Forum: Building VoltDB Applications

Post: Blobs

Blobs
henning
Mar 1, 2010
What is the recommended way to store binary data / blobs?
RE: Blobs
aweisberg
Mar 1, 2010
Hi Henning,

Right now you can store blobs using the VARCHAR type. Currently we don't support VARCHAR values larger than (2 ^ 15) - 2 bytes. Another limitation is that a result row returned by a SELECT statement can't be larger then 2 ^ 15 bytes. We use strcmp to compare VARCHAR columns so you can't use a blob in a comparison (including equality), or as an index key unless you hex encode it.

Hope this helps,

Ariel Weisberg
Encoding Issues?
henning
Mar 2, 2010
Hi Henning,

Right now you can store blobs using the VARCHAR type. Currently we don't support VARCHAR values larger than (2 ^ 15) - 2 bytes. Another limitation is that a result row returned by a SELECT statement can't be larger then 2 ^ 15 bytes. We use strcmp to compare VARCHAR columns so you can't use a blob in a comparison (including equality), or as an index key unless you hex encode it.

Hope this helps,

Ariel Weisberg

Thanks Ariel,

are there any implicit encoding conversions (ANSI/UTF-8) to be aware of that may cripple binary data on its way from client into the data base and back that may need some form of escaping?
RE: Encoding Issues?
aweisberg
Mar 2, 2010
Thanks Ariel,

are there any implicit encoding conversions (ANSI/UTF-8) to be aware of that may cripple binary data on its way from client into the data base and back that may need some form of escaping?

Hi Henning,

I forgot to mention that you can pass a byte array as a parameter to a stored procedure to get your binary data into the procedure. At that point you can pass the array as a parameter to an UPDATE or INSERT statement for a VARCHAR field. This skips the encoding/decoding step. It is also a faster way to insert real strings into the database since it saves the encoding/decoding work involved in serializing/constructing a Java String.

Ariel Weisberg
And getting it out again?
henning
Apr 2, 2010
Hi Henning,

I forgot to mention that you can pass a byte array as a parameter to a stored procedure to get your binary data into the procedure. At that point you can pass the array as a parameter to an UPDATE or INSERT statement for a VARCHAR field. This skips the encoding/decoding step. It is also a faster way to insert real strings into the database since it saves the encoding/decoding work involved in serializing/constructing a Java String.

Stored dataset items
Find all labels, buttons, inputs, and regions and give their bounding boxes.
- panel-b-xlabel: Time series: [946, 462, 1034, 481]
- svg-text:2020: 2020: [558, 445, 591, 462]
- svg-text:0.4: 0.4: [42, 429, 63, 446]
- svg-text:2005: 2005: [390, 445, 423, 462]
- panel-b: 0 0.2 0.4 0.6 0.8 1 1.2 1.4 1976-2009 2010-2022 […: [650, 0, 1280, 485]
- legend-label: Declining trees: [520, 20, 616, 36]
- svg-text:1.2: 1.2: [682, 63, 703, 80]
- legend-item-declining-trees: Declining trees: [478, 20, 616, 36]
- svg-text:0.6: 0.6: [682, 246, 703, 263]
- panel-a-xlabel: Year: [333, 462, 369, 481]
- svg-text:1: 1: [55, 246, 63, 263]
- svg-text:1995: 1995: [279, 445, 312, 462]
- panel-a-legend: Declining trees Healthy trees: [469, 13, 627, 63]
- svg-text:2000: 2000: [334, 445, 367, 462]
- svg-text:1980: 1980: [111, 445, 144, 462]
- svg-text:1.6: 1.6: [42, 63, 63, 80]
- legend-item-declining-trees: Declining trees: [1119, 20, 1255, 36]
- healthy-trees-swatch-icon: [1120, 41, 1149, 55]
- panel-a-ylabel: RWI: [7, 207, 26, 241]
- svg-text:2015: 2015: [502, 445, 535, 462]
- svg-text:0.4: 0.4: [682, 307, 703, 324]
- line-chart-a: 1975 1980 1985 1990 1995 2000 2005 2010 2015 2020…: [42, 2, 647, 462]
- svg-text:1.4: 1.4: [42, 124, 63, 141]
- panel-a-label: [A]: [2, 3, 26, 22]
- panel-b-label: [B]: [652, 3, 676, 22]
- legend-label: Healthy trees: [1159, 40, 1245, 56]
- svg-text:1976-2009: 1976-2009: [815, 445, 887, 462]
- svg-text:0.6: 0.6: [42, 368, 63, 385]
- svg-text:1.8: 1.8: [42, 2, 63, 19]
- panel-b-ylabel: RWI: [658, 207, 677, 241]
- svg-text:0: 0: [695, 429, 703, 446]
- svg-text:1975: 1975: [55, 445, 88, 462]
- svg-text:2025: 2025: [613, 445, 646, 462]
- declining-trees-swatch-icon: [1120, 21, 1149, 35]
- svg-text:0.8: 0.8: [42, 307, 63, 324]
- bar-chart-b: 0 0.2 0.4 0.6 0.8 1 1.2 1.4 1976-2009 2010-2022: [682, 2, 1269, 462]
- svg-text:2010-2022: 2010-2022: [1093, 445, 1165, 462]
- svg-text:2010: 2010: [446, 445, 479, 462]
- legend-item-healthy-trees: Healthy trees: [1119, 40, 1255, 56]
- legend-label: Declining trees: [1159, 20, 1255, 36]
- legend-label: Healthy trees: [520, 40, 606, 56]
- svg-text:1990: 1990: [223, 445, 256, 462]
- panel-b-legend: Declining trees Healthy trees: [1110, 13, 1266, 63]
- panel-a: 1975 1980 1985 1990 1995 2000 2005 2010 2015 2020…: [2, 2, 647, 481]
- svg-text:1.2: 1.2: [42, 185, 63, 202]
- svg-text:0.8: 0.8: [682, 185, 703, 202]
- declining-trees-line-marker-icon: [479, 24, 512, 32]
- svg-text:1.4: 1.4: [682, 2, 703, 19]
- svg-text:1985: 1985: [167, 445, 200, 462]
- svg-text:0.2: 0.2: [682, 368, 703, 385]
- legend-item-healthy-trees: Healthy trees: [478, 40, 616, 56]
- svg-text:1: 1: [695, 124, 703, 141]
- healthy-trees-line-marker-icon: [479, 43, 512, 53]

Problems
1) Answer these questions about the forum thread on storing blobs in VoltDB:
(a) Which column type is named for storing blobs?
(b) What is the largest VARCHAR value size the thread says is supported?
(c) What can be passed as a parameter to a stored procedure to get binary data into it?
2) Copy the part of the VoltDB blobs thread from "RE: Encoding Issues?" up to and including "it out again?".
3) Write what follows in the forum thread on storing blobs in VoltDB, starting after its last sentence.

Exercise responses
1)
(a) VARCHAR
(b) (2 ^ 15) - 2 bytes
(c) A byte array

2)
RE: Encoding Issues?
aweisberg
Mar 2, 2010
Thanks Ariel,

are there any implicit encoding conversions (ANSI/UTF-8) to be aware of that may cripple binary data on its way from client into the data base and back that may need some form of escaping?

Hi Henning,

I forgot to mention that you can pass a byte array as a parameter to a stored procedure to get your binary data into the procedure. At that point you can pass the array as a parameter to an UPDATE or INSERT statement for a VARCHAR field. This skips the encoding/decoding step. It is also a faster way to insert real strings into the database since it saves the encoding/decoding work involved in serializing/constructing a Java String.

Ariel Weisberg
And getting it out again?

3)
Ariel Weisberg

So I need not encode it any way, also not Base 64 for getting it into the procedure and then on into the database when passing as byte array?

But the caveat when getting it out again remains, as described in your fore-last post?

I would have to Base 64 encode it to get it out? How would I do that? Change the respective value of the resulting VoltTable before returning it? So that it is not running into the assertion?
You don't need to encode to
aweisberg
Apr 3, 2010
So I need not encode it any way, also not Base 64 for getting it into the procedure and then on into the database when passing as byte array?

But the caveat when getting it out again remains, as described in your fore-last post?

I would have to Base 64 encode it to get it out? How would I do that? Change the respective value of the resulting VoltTable before returning it? So that it is not running into the assertion?

You don't need to encode to get it into the procedure, but it is probably better to do the encoding on the client and not the server.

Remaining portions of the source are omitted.